• TASK DETAILS
Extract every entry word for word. Skip the pictures.

+++ DATA ROWS

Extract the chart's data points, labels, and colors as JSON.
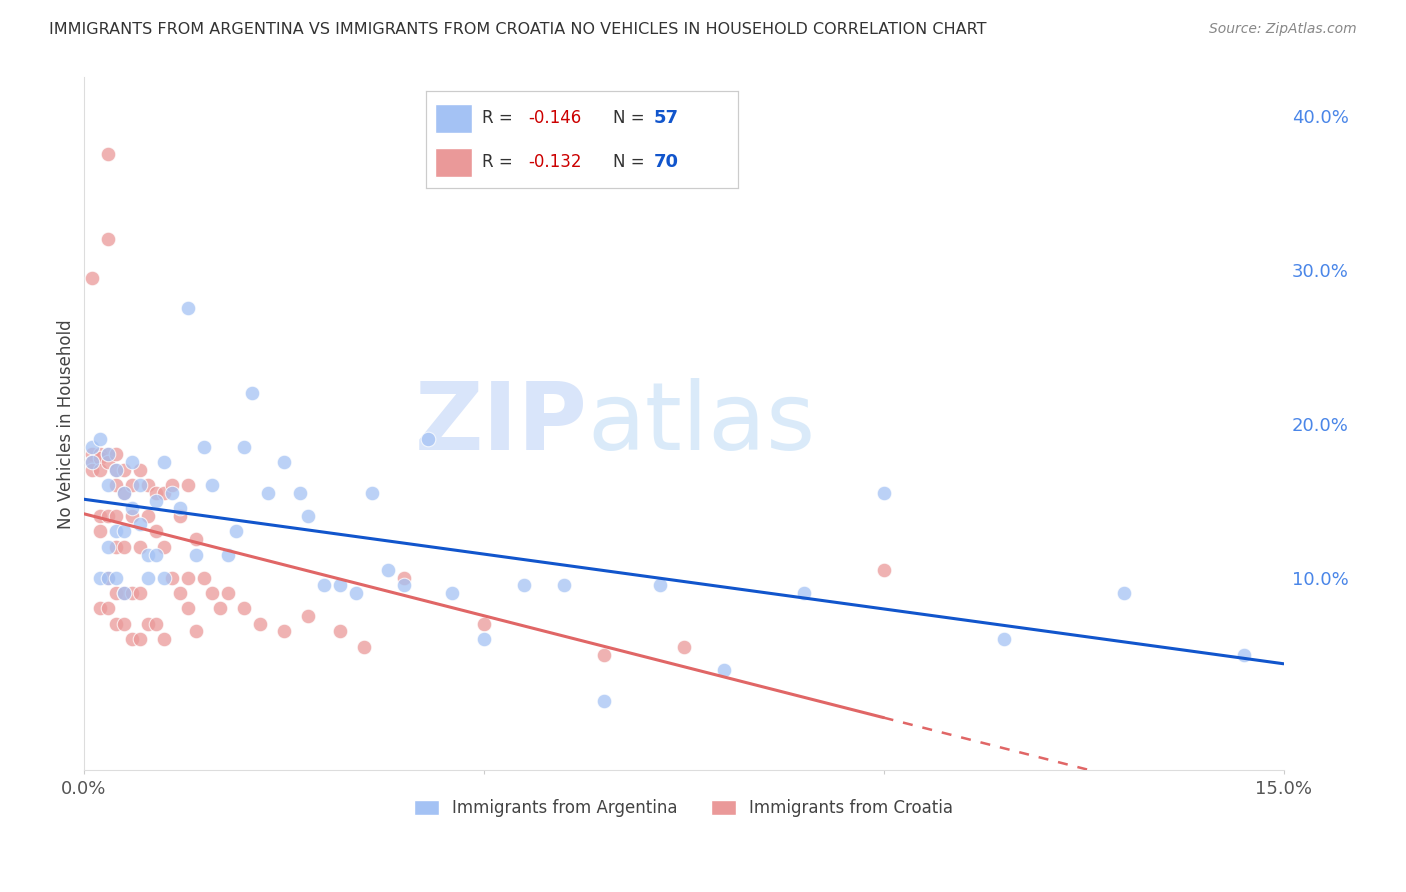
{
  "title": "IMMIGRANTS FROM ARGENTINA VS IMMIGRANTS FROM CROATIA NO VEHICLES IN HOUSEHOLD CORRELATION CHART",
  "source": "Source: ZipAtlas.com",
  "ylabel": "No Vehicles in Household",
  "xlim": [
    0.0,
    0.15
  ],
  "ylim": [
    -0.025,
    0.425
  ],
  "right_yticks": [
    0.0,
    0.1,
    0.2,
    0.3,
    0.4
  ],
  "right_yticklabels": [
    "",
    "10.0%",
    "20.0%",
    "30.0%",
    "40.0%"
  ],
  "argentina_color": "#a4c2f4",
  "croatia_color": "#ea9999",
  "argentina_line_color": "#1155cc",
  "croatia_line_color": "#e06666",
  "argentina_R": -0.146,
  "argentina_N": 57,
  "croatia_R": -0.132,
  "croatia_N": 70,
  "legend_label_argentina": "Immigrants from Argentina",
  "legend_label_croatia": "Immigrants from Croatia",
  "watermark_zip": "ZIP",
  "watermark_atlas": "atlas",
  "grid_color": "#cccccc",
  "title_color": "#333333",
  "axis_label_color": "#444444",
  "right_axis_color": "#4a86e8",
  "background_color": "#ffffff",
  "argentina_x": [
    0.001,
    0.001,
    0.002,
    0.002,
    0.003,
    0.003,
    0.003,
    0.003,
    0.004,
    0.004,
    0.004,
    0.005,
    0.005,
    0.005,
    0.006,
    0.006,
    0.007,
    0.007,
    0.008,
    0.008,
    0.009,
    0.009,
    0.01,
    0.01,
    0.011,
    0.012,
    0.013,
    0.014,
    0.015,
    0.016,
    0.018,
    0.019,
    0.02,
    0.021,
    0.023,
    0.025,
    0.027,
    0.028,
    0.03,
    0.032,
    0.034,
    0.036,
    0.038,
    0.04,
    0.043,
    0.046,
    0.05,
    0.055,
    0.06,
    0.065,
    0.072,
    0.08,
    0.09,
    0.1,
    0.115,
    0.13,
    0.145
  ],
  "argentina_y": [
    0.185,
    0.175,
    0.19,
    0.1,
    0.18,
    0.16,
    0.12,
    0.1,
    0.17,
    0.13,
    0.1,
    0.155,
    0.13,
    0.09,
    0.175,
    0.145,
    0.16,
    0.135,
    0.115,
    0.1,
    0.15,
    0.115,
    0.175,
    0.1,
    0.155,
    0.145,
    0.275,
    0.115,
    0.185,
    0.16,
    0.115,
    0.13,
    0.185,
    0.22,
    0.155,
    0.175,
    0.155,
    0.14,
    0.095,
    0.095,
    0.09,
    0.155,
    0.105,
    0.095,
    0.19,
    0.09,
    0.06,
    0.095,
    0.095,
    0.02,
    0.095,
    0.04,
    0.09,
    0.155,
    0.06,
    0.09,
    0.05
  ],
  "croatia_x": [
    0.001,
    0.001,
    0.001,
    0.001,
    0.002,
    0.002,
    0.002,
    0.002,
    0.002,
    0.002,
    0.003,
    0.003,
    0.003,
    0.003,
    0.003,
    0.003,
    0.003,
    0.004,
    0.004,
    0.004,
    0.004,
    0.004,
    0.004,
    0.004,
    0.005,
    0.005,
    0.005,
    0.005,
    0.005,
    0.006,
    0.006,
    0.006,
    0.006,
    0.007,
    0.007,
    0.007,
    0.007,
    0.008,
    0.008,
    0.008,
    0.009,
    0.009,
    0.009,
    0.01,
    0.01,
    0.01,
    0.011,
    0.011,
    0.012,
    0.012,
    0.013,
    0.013,
    0.013,
    0.014,
    0.014,
    0.015,
    0.016,
    0.017,
    0.018,
    0.02,
    0.022,
    0.025,
    0.028,
    0.032,
    0.035,
    0.04,
    0.05,
    0.065,
    0.075,
    0.1
  ],
  "croatia_y": [
    0.295,
    0.18,
    0.175,
    0.17,
    0.18,
    0.178,
    0.17,
    0.14,
    0.13,
    0.08,
    0.375,
    0.32,
    0.18,
    0.175,
    0.14,
    0.1,
    0.08,
    0.18,
    0.17,
    0.16,
    0.14,
    0.12,
    0.09,
    0.07,
    0.17,
    0.155,
    0.12,
    0.09,
    0.07,
    0.16,
    0.14,
    0.09,
    0.06,
    0.17,
    0.12,
    0.09,
    0.06,
    0.16,
    0.14,
    0.07,
    0.155,
    0.13,
    0.07,
    0.155,
    0.12,
    0.06,
    0.16,
    0.1,
    0.14,
    0.09,
    0.16,
    0.1,
    0.08,
    0.125,
    0.065,
    0.1,
    0.09,
    0.08,
    0.09,
    0.08,
    0.07,
    0.065,
    0.075,
    0.065,
    0.055,
    0.1,
    0.07,
    0.05,
    0.055,
    0.105
  ]
}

++++++

• RESPONSE TO THIS EXERCISE
Extract the chart's data points, labels, and colors as JSON.
{
  "title": "IMMIGRANTS FROM ARGENTINA VS IMMIGRANTS FROM CROATIA NO VEHICLES IN HOUSEHOLD CORRELATION CHART",
  "source": "Source: ZipAtlas.com",
  "ylabel": "No Vehicles in Household",
  "xlim": [
    0.0,
    0.15
  ],
  "ylim": [
    -0.025,
    0.425
  ],
  "right_yticks": [
    0.0,
    0.1,
    0.2,
    0.3,
    0.4
  ],
  "right_yticklabels": [
    "",
    "10.0%",
    "20.0%",
    "30.0%",
    "40.0%"
  ],
  "argentina_color": "#a4c2f4",
  "croatia_color": "#ea9999",
  "argentina_line_color": "#1155cc",
  "croatia_line_color": "#e06666",
  "argentina_R": -0.146,
  "argentina_N": 57,
  "croatia_R": -0.132,
  "croatia_N": 70,
  "legend_label_argentina": "Immigrants from Argentina",
  "legend_label_croatia": "Immigrants from Croatia",
  "watermark_zip": "ZIP",
  "watermark_atlas": "atlas",
  "grid_color": "#cccccc",
  "title_color": "#333333",
  "axis_label_color": "#444444",
  "right_axis_color": "#4a86e8",
  "background_color": "#ffffff",
  "argentina_x": [
    0.001,
    0.001,
    0.002,
    0.002,
    0.003,
    0.003,
    0.003,
    0.003,
    0.004,
    0.004,
    0.004,
    0.005,
    0.005,
    0.005,
    0.006,
    0.006,
    0.007,
    0.007,
    0.008,
    0.008,
    0.009,
    0.009,
    0.01,
    0.01,
    0.011,
    0.012,
    0.013,
    0.014,
    0.015,
    0.016,
    0.018,
    0.019,
    0.02,
    0.021,
    0.023,
    0.025,
    0.027,
    0.028,
    0.03,
    0.032,
    0.034,
    0.036,
    0.038,
    0.04,
    0.043,
    0.046,
    0.05,
    0.055,
    0.06,
    0.065,
    0.072,
    0.08,
    0.09,
    0.1,
    0.115,
    0.13,
    0.145
  ],
  "argentina_y": [
    0.185,
    0.175,
    0.19,
    0.1,
    0.18,
    0.16,
    0.12,
    0.1,
    0.17,
    0.13,
    0.1,
    0.155,
    0.13,
    0.09,
    0.175,
    0.145,
    0.16,
    0.135,
    0.115,
    0.1,
    0.15,
    0.115,
    0.175,
    0.1,
    0.155,
    0.145,
    0.275,
    0.115,
    0.185,
    0.16,
    0.115,
    0.13,
    0.185,
    0.22,
    0.155,
    0.175,
    0.155,
    0.14,
    0.095,
    0.095,
    0.09,
    0.155,
    0.105,
    0.095,
    0.19,
    0.09,
    0.06,
    0.095,
    0.095,
    0.02,
    0.095,
    0.04,
    0.09,
    0.155,
    0.06,
    0.09,
    0.05
  ],
  "croatia_x": [
    0.001,
    0.001,
    0.001,
    0.001,
    0.002,
    0.002,
    0.002,
    0.002,
    0.002,
    0.002,
    0.003,
    0.003,
    0.003,
    0.003,
    0.003,
    0.003,
    0.003,
    0.004,
    0.004,
    0.004,
    0.004,
    0.004,
    0.004,
    0.004,
    0.005,
    0.005,
    0.005,
    0.005,
    0.005,
    0.006,
    0.006,
    0.006,
    0.006,
    0.007,
    0.007,
    0.007,
    0.007,
    0.008,
    0.008,
    0.008,
    0.009,
    0.009,
    0.009,
    0.01,
    0.01,
    0.01,
    0.011,
    0.011,
    0.012,
    0.012,
    0.013,
    0.013,
    0.013,
    0.014,
    0.014,
    0.015,
    0.016,
    0.017,
    0.018,
    0.02,
    0.022,
    0.025,
    0.028,
    0.032,
    0.035,
    0.04,
    0.05,
    0.065,
    0.075,
    0.1
  ],
  "croatia_y": [
    0.295,
    0.18,
    0.175,
    0.17,
    0.18,
    0.178,
    0.17,
    0.14,
    0.13,
    0.08,
    0.375,
    0.32,
    0.18,
    0.175,
    0.14,
    0.1,
    0.08,
    0.18,
    0.17,
    0.16,
    0.14,
    0.12,
    0.09,
    0.07,
    0.17,
    0.155,
    0.12,
    0.09,
    0.07,
    0.16,
    0.14,
    0.09,
    0.06,
    0.17,
    0.12,
    0.09,
    0.06,
    0.16,
    0.14,
    0.07,
    0.155,
    0.13,
    0.07,
    0.155,
    0.12,
    0.06,
    0.16,
    0.1,
    0.14,
    0.09,
    0.16,
    0.1,
    0.08,
    0.125,
    0.065,
    0.1,
    0.09,
    0.08,
    0.09,
    0.08,
    0.07,
    0.065,
    0.075,
    0.065,
    0.055,
    0.1,
    0.07,
    0.05,
    0.055,
    0.105
  ]
}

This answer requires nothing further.